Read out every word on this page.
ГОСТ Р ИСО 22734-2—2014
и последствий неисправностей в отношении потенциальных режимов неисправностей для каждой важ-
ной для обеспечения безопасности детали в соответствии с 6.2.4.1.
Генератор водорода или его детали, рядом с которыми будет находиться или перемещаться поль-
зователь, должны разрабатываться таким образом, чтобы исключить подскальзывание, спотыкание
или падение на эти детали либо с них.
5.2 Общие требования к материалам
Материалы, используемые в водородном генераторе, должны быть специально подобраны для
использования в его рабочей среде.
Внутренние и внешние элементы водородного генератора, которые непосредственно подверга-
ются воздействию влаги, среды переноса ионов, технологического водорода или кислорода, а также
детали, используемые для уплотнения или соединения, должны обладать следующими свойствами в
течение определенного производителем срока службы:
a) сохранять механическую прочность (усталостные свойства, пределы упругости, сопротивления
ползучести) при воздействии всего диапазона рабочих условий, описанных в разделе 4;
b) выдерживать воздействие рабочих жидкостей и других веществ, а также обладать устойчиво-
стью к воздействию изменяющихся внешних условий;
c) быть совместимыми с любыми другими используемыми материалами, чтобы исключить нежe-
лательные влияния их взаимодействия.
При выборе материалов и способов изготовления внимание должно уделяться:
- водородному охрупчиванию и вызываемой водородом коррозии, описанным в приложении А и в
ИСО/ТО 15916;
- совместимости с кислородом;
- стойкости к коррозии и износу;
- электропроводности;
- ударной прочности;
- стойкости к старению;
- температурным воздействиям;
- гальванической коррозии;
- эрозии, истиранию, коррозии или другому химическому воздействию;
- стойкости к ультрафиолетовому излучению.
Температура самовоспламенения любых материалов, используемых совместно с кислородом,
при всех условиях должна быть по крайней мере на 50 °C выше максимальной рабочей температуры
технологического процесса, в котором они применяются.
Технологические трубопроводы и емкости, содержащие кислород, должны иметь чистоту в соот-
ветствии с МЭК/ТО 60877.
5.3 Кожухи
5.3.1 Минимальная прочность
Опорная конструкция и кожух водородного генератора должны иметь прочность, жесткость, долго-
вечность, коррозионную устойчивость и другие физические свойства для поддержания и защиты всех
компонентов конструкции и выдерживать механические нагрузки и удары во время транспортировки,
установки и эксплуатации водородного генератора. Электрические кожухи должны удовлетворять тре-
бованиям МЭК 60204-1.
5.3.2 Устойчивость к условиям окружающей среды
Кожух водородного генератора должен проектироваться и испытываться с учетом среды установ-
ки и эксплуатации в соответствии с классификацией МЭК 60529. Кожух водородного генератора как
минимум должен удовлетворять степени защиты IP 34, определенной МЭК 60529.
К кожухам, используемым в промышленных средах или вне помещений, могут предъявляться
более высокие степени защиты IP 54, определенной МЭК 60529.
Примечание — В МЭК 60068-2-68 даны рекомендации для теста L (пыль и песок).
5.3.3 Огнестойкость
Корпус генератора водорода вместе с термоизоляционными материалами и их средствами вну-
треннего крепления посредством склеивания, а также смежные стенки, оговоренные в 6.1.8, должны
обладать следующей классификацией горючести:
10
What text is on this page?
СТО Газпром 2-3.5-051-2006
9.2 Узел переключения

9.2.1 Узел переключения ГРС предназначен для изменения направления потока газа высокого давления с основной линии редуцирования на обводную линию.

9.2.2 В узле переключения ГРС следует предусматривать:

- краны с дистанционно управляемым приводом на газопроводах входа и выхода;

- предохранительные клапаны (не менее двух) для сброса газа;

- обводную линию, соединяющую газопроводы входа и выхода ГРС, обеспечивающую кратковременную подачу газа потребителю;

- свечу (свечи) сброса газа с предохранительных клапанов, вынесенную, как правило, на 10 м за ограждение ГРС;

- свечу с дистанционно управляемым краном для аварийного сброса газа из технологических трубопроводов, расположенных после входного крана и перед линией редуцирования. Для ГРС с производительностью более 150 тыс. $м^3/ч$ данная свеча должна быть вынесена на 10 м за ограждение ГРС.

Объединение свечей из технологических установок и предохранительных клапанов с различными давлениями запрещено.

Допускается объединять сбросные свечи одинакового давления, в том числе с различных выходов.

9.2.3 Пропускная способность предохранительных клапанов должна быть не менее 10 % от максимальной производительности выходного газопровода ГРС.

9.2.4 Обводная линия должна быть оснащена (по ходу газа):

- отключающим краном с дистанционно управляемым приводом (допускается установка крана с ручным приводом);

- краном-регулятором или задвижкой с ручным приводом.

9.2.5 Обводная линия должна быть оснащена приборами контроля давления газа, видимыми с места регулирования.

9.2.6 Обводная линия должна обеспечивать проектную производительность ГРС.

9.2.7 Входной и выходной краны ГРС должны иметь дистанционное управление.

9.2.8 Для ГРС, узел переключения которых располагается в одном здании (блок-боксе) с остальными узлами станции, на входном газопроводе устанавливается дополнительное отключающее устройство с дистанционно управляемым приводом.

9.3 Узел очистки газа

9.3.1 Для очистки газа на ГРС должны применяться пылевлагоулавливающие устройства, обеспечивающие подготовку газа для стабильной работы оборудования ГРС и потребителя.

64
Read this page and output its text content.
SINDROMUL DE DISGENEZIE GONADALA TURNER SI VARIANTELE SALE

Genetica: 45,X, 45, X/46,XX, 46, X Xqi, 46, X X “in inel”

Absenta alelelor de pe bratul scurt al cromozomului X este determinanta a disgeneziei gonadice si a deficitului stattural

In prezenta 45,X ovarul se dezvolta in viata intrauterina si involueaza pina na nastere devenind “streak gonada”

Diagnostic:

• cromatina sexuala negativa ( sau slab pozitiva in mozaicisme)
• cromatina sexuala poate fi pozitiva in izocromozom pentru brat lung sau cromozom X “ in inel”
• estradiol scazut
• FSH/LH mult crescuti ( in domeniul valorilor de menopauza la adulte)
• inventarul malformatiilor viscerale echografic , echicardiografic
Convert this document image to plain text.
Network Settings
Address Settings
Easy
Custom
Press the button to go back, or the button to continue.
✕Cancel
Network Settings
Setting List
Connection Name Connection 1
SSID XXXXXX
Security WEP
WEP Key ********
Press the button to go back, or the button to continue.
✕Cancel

Exercise description: Copy out all of the records above with nothing altered.

Worked answer:
Read out every word on this page.
ГОСТ Р ИСО 22734-2—2014
и последствий неисправностей в отношении потенциальных режимов неисправностей для каждой важ-
ной для обеспечения безопасности детали в соответствии с 6.2.4.1.
Генератор водорода или его детали, рядом с которыми будет находиться или перемещаться поль-
зователь, должны разрабатываться таким образом, чтобы исключить подскальзывание, спотыкание
или падение на эти детали либо с них.
5.2 Общие требования к материалам
Материалы, используемые в водородном генераторе, должны быть специально подобраны для
использования в его рабочей среде.
Внутренние и внешние элементы водородного генератора, которые непосредственно подверга-
ются воздействию влаги, среды переноса ионов, технологического водорода или кислорода, а также
детали, используемые для уплотнения или соединения, должны обладать следующими свойствами в
течение определенного производителем срока службы:
a) сохранять механическую прочность (усталостные свойства, пределы упругости, сопротивления
ползучести) при воздействии всего диапазона рабочих условий, описанных в разделе 4;
b) выдерживать воздействие рабочих жидкостей и других веществ, а также обладать устойчиво-
стью к воздействию изменяющихся внешних условий;
c) быть совместимыми с любыми другими используемыми материалами, чтобы исключить нежe-
лательные влияния их взаимодействия.
При выборе материалов и способов изготовления внимание должно уделяться:
- водородному охрупчиванию и вызываемой водородом коррозии, описанным в приложении А и в
ИСО/ТО 15916;
- совместимости с кислородом;
- стойкости к коррозии и износу;
- электропроводности;
- ударной прочности;
- стойкости к старению;
- температурным воздействиям;
- гальванической коррозии;
- эрозии, истиранию, коррозии или другому химическому воздействию;
- стойкости к ультрафиолетовому излучению.
Температура самовоспламенения любых материалов, используемых совместно с кислородом,
при всех условиях должна быть по крайней мере на 50 °C выше максимальной рабочей температуры
технологического процесса, в котором они применяются.
Технологические трубопроводы и емкости, содержащие кислород, должны иметь чистоту в соот-
ветствии с МЭК/ТО 60877.
5.3 Кожухи
5.3.1 Минимальная прочность
Опорная конструкция и кожух водородного генератора должны иметь прочность, жесткость, долго-
вечность, коррозионную устойчивость и другие физические свойства для поддержания и защиты всех
компонентов конструкции и выдерживать механические нагрузки и удары во время транспортировки,
установки и эксплуатации водородного генератора. Электрические кожухи должны удовлетворять тре-
бованиям МЭК 60204-1.
5.3.2 Устойчивость к условиям окружающей среды
Кожух водородного генератора должен проектироваться и испытываться с учетом среды установ-
ки и эксплуатации в соответствии с классификацией МЭК 60529. Кожух водородного генератора как
минимум должен удовлетворять степени защиты IP 34, определенной МЭК 60529.
К кожухам, используемым в промышленных средах или вне помещений, могут предъявляться
более высокие степени защиты IP 54, определенной МЭК 60529.
Примечание — В МЭК 60068-2-68 даны рекомендации для теста L (пыль и песок).
5.3.3 Огнестойкость
Корпус генератора водорода вместе с термоизоляционными материалами и их средствами вну-
треннего крепления посредством склеивания, а также смежные стенки, оговоренные в 6.1.8, должны
обладать следующей классификацией горючести:
10
What text is on this page?
СТО Газпром 2-3.5-051-2006
9.2 Узел переключения

9.2.1 Узел переключения ГРС предназначен для изменения направления потока газа высокого давления с основной линии редуцирования на обводную линию.

9.2.2 В узле переключения ГРС следует предусматривать:

- краны с дистанционно управляемым приводом на газопроводах входа и выхода;

- предохранительные клапаны (не менее двух) для сброса газа;

- обводную линию, соединяющую газопроводы входа и выхода ГРС, обеспечивающую кратковременную подачу газа потребителю;

- свечу (свечи) сброса газа с предохранительных клапанов, вынесенную, как правило, на 10 м за ограждение ГРС;

- свечу с дистанционно управляемым краном для аварийного сброса газа из технологических трубопроводов, расположенных после входного крана и перед линией редуцирования. Для ГРС с производительностью более 150 тыс. $м^3/ч$ данная свеча должна быть вынесена на 10 м за ограждение ГРС.

Объединение свечей из технологических установок и предохранительных клапанов с различными давлениями запрещено.

Допускается объединять сбросные свечи одинакового давления, в том числе с различных выходов.

9.2.3 Пропускная способность предохранительных клапанов должна быть не менее 10 % от максимальной производительности выходного газопровода ГРС.

9.2.4 Обводная линия должна быть оснащена (по ходу газа):

- отключающим краном с дистанционно управляемым приводом (допускается установка крана с ручным приводом);

- краном-регулятором или задвижкой с ручным приводом.

9.2.5 Обводная линия должна быть оснащена приборами контроля давления газа, видимыми с места регулирования.

9.2.6 Обводная линия должна обеспечивать проектную производительность ГРС.

9.2.7 Входной и выходной краны ГРС должны иметь дистанционное управление.

9.2.8 Для ГРС, узел переключения которых располагается в одном здании (блок-боксе) с остальными узлами станции, на входном газопроводе устанавливается дополнительное отключающее устройство с дистанционно управляемым приводом.

9.3 Узел очистки газа

9.3.1 Для очистки газа на ГРС должны применяться пылевлагоулавливающие устройства, обеспечивающие подготовку газа для стабильной работы оборудования ГРС и потребителя.

64
Read this page and output its text content.
SINDROMUL DE DISGENEZIE GONADALA TURNER SI VARIANTELE SALE

Genetica: 45,X, 45, X/46,XX, 46, X Xqi, 46, X X “in inel”

Absenta alelelor de pe bratul scurt al cromozomului X este determinanta a disgeneziei gonadice si a deficitului stattural

In prezenta 45,X ovarul se dezvolta in viata intrauterina si involueaza pina na nastere devenind “streak gonada”

Diagnostic:

• cromatina sexuala negativa ( sau slab pozitiva in mozaicisme)
• cromatina sexuala poate fi pozitiva in izocromozom pentru brat lung sau cromozom X “ in inel”
• estradiol scazut
• FSH/LH mult crescuti ( in domeniul valorilor de menopauza la adulte)
• inventarul malformatiilor viscerale echografic , echicardiografic
Convert this document image to plain text.
Network Settings
Address Settings
Easy
Custom
Press the button to go back, or the button to continue.
✕Cancel
Network Settings
Setting List
Connection Name Connection 1
SSID XXXXXX
Security WEP
WEP Key ********
Press the button to go back, or the button to continue.
✕Cancel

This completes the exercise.